*The data:*
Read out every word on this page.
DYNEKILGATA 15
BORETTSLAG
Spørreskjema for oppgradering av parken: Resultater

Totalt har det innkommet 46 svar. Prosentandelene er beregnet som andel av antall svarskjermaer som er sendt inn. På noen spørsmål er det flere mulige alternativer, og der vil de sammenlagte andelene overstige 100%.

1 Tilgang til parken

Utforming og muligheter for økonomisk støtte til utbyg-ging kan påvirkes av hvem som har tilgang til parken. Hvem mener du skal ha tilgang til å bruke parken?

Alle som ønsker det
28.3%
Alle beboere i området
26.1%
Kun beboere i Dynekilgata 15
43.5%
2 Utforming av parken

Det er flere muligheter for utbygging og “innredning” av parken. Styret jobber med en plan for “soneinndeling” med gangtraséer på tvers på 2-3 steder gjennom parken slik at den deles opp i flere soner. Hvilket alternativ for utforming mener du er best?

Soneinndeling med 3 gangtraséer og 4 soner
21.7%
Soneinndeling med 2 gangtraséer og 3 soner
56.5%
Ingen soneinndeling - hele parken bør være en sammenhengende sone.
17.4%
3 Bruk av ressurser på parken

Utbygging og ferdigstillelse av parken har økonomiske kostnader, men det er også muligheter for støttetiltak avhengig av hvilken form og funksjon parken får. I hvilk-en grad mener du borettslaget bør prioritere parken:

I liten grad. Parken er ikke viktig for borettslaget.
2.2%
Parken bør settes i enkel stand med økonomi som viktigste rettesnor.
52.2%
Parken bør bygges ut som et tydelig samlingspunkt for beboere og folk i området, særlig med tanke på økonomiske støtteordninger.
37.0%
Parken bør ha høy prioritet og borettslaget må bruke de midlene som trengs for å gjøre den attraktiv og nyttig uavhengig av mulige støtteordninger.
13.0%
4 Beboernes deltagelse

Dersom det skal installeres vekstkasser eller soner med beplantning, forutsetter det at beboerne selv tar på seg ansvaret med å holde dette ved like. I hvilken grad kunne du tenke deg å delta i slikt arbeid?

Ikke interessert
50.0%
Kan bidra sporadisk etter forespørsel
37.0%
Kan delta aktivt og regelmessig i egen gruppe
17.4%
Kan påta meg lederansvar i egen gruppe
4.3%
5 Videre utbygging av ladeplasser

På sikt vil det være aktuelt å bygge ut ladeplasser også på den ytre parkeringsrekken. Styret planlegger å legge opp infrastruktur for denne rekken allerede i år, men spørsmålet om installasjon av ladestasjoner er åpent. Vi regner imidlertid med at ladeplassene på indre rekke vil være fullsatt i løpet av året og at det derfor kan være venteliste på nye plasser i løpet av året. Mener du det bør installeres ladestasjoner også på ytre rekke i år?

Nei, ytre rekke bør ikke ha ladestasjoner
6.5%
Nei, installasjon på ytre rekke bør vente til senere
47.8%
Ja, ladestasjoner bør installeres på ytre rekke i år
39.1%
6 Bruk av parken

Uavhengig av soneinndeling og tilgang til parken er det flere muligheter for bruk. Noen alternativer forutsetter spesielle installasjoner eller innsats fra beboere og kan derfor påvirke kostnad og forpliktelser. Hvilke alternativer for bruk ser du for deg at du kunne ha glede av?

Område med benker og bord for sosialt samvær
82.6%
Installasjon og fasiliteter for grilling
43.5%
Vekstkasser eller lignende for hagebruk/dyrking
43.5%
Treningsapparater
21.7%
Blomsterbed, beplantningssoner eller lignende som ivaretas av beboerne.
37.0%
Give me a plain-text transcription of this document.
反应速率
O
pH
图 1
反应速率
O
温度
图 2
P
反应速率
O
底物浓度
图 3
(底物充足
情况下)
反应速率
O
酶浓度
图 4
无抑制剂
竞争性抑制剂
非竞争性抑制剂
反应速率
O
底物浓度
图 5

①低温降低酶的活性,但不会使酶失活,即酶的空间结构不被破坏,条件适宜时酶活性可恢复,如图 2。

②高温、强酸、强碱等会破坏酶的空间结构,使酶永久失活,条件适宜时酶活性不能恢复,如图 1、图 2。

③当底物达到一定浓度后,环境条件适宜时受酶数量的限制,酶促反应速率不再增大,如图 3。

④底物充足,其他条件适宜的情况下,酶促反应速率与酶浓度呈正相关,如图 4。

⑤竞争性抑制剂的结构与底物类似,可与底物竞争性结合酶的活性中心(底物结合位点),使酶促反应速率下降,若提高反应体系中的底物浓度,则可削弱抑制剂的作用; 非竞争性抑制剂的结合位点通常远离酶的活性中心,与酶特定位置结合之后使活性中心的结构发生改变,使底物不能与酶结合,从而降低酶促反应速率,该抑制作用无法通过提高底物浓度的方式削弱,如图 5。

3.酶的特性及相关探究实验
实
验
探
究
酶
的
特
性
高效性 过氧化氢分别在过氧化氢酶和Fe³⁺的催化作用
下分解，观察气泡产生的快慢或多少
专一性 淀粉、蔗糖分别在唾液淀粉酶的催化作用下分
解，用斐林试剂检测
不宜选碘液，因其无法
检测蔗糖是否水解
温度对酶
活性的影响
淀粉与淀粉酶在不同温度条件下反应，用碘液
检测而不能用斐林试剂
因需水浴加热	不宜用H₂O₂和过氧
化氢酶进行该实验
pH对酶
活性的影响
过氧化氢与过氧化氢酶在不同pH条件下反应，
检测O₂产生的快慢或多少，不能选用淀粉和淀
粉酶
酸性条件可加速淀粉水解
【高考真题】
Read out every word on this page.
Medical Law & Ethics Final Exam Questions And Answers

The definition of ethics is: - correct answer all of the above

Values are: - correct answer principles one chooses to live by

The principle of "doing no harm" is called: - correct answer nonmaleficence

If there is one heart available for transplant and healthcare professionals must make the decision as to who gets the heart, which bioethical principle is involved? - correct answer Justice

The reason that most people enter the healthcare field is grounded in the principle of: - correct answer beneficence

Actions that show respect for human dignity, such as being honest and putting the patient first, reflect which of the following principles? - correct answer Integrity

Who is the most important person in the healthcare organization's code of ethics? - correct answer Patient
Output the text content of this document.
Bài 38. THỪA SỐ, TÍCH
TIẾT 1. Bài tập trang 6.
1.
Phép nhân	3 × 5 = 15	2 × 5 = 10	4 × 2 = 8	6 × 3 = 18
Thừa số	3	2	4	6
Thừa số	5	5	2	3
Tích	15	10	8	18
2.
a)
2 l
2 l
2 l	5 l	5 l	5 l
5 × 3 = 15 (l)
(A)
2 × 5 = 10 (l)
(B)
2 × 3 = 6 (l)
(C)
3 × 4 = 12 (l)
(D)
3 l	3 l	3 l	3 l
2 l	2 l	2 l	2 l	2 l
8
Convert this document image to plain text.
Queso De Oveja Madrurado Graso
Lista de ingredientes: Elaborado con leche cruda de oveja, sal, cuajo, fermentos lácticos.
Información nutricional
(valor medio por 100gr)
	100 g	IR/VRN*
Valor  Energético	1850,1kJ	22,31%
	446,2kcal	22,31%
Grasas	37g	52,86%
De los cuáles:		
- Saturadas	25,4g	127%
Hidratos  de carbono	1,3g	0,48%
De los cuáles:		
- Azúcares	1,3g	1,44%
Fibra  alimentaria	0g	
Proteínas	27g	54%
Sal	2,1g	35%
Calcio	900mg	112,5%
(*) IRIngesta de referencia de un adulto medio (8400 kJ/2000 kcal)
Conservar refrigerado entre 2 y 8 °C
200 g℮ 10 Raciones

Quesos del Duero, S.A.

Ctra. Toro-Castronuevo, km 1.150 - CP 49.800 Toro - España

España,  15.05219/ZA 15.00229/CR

*The exercise:* Tally the lines of the listing in which the word "borettslaget" occurs, and state the total alone.

*Worked solution:* 3